WHAT YOU NEED TO DO:
From the listing below, pick out each line with the word "微信同号".

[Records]
══════════

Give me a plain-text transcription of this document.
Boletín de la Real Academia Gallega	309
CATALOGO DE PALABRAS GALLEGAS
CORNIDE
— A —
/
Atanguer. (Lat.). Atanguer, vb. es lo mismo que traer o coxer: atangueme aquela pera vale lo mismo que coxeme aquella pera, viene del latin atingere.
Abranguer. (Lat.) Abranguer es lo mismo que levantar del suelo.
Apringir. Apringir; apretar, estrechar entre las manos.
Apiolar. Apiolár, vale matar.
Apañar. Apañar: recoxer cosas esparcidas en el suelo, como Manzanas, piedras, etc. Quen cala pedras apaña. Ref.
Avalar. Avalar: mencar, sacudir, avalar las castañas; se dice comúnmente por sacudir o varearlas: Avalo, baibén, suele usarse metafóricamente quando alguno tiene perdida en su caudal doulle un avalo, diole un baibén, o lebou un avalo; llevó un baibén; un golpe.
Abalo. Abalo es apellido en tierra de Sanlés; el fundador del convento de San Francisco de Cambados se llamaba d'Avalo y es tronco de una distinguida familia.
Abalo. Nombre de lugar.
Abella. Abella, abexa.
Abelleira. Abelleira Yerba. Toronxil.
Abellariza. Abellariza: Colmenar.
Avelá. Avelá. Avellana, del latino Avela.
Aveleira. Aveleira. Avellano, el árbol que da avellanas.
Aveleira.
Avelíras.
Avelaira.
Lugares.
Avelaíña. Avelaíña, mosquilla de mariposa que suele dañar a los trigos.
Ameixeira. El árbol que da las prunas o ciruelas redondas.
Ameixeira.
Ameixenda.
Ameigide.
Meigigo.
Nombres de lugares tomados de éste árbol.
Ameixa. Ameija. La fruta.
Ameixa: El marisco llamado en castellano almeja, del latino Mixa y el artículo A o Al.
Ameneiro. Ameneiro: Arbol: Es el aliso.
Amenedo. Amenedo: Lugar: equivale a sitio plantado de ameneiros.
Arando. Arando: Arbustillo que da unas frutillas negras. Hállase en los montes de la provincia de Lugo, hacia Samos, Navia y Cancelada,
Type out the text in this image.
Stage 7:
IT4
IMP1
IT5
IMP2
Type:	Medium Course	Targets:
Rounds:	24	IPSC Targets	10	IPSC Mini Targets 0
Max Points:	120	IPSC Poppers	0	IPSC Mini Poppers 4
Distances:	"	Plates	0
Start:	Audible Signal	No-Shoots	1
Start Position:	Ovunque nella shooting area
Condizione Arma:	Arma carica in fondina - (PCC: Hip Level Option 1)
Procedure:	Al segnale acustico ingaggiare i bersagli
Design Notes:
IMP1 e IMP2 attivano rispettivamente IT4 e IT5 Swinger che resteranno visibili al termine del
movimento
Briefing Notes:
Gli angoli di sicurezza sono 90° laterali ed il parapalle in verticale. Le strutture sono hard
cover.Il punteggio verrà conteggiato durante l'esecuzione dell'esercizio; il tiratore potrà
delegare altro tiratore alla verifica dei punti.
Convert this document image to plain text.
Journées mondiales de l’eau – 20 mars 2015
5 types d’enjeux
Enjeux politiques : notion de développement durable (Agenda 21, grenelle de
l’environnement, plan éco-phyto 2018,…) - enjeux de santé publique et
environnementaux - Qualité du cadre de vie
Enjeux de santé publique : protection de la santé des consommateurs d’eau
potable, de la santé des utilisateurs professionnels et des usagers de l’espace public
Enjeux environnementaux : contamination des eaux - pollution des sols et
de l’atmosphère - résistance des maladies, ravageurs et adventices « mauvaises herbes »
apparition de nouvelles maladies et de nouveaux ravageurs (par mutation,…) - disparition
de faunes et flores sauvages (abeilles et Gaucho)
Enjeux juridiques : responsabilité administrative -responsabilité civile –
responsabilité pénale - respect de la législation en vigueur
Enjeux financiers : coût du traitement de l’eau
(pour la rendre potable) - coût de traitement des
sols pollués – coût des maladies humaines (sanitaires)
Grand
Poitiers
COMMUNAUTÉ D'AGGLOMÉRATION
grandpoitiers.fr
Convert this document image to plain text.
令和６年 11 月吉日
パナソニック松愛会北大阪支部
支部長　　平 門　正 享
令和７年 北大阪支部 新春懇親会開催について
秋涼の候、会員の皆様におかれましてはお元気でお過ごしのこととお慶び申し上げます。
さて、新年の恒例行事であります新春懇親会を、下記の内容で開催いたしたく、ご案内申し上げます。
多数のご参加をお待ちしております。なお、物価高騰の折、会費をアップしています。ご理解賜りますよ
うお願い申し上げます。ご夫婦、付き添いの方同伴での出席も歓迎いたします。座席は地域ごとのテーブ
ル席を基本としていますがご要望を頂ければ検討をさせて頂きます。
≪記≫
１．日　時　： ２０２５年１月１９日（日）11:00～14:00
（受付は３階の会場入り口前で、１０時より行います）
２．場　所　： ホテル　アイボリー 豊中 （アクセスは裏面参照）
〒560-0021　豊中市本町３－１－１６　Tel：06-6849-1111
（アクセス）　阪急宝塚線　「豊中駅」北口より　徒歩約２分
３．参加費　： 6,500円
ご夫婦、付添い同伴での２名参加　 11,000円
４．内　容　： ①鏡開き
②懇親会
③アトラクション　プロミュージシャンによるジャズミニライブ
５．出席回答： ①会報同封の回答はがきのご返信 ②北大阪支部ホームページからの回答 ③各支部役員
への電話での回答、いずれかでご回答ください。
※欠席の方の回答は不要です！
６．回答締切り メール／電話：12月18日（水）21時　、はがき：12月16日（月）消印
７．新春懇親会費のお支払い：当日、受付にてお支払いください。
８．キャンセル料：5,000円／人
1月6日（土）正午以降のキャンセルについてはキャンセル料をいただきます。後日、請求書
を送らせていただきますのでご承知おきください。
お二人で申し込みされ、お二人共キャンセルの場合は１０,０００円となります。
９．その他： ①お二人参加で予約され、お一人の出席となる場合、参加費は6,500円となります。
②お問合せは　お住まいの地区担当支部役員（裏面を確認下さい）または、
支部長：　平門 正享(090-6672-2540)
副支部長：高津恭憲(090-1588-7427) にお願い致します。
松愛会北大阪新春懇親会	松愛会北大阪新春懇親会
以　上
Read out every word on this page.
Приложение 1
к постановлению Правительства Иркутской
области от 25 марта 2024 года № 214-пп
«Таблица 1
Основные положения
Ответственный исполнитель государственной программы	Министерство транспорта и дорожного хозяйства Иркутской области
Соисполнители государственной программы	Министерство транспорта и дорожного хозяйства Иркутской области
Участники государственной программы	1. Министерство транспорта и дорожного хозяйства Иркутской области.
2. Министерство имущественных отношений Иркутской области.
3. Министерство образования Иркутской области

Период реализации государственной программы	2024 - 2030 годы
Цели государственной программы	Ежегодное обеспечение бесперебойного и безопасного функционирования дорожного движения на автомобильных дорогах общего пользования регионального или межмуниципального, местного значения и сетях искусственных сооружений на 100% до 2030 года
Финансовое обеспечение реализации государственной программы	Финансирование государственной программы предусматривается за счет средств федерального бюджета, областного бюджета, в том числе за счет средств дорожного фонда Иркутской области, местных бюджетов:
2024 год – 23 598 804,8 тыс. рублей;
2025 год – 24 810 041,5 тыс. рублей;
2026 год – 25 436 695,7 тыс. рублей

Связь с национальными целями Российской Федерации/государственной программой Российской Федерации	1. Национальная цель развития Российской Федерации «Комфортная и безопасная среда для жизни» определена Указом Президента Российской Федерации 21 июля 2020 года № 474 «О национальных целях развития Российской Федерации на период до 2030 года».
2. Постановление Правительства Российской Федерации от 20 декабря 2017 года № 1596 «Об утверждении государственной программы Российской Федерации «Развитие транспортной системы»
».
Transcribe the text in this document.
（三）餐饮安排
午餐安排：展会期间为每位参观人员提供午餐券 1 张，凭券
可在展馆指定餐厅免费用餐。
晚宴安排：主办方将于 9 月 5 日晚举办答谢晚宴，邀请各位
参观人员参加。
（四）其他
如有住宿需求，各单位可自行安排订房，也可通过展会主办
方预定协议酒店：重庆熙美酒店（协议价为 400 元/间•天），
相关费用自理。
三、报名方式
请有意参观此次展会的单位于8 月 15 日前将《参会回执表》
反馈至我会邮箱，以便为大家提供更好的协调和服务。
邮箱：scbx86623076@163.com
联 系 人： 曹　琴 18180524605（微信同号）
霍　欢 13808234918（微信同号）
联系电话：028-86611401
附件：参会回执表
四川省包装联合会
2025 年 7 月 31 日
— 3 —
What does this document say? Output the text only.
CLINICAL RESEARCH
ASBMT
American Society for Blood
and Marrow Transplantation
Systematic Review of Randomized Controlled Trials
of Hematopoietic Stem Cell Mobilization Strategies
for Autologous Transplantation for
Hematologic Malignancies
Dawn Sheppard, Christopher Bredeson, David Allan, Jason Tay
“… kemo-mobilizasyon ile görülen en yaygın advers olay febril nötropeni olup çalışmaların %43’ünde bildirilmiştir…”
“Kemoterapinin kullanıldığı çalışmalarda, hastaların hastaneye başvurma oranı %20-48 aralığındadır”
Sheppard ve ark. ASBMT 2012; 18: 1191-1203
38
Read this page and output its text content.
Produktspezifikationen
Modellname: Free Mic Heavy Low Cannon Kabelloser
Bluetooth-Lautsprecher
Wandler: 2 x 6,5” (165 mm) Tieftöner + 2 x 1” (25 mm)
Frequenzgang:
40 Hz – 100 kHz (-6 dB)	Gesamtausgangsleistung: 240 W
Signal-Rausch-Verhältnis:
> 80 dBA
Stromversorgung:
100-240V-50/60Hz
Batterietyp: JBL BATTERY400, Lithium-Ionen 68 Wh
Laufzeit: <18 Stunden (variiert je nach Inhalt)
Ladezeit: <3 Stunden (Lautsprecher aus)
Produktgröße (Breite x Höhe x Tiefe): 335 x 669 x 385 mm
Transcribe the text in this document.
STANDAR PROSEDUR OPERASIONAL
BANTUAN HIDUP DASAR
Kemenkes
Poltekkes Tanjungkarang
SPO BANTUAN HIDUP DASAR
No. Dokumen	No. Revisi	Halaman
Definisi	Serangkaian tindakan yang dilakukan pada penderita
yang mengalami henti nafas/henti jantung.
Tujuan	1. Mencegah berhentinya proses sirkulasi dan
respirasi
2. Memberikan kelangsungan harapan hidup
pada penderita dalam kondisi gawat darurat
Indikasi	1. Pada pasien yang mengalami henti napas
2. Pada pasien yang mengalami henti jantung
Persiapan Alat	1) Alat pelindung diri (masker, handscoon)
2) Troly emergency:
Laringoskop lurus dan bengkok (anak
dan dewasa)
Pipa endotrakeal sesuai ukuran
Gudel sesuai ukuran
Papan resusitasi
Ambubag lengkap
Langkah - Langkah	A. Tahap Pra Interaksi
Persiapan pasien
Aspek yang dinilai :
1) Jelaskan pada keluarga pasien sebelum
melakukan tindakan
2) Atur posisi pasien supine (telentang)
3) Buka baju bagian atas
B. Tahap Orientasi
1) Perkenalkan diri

══════════

RESPONSE TO THIS TASK:
联 系 人： 曹　琴 18180524605（微信同号）
霍　欢 13808234918（微信同号）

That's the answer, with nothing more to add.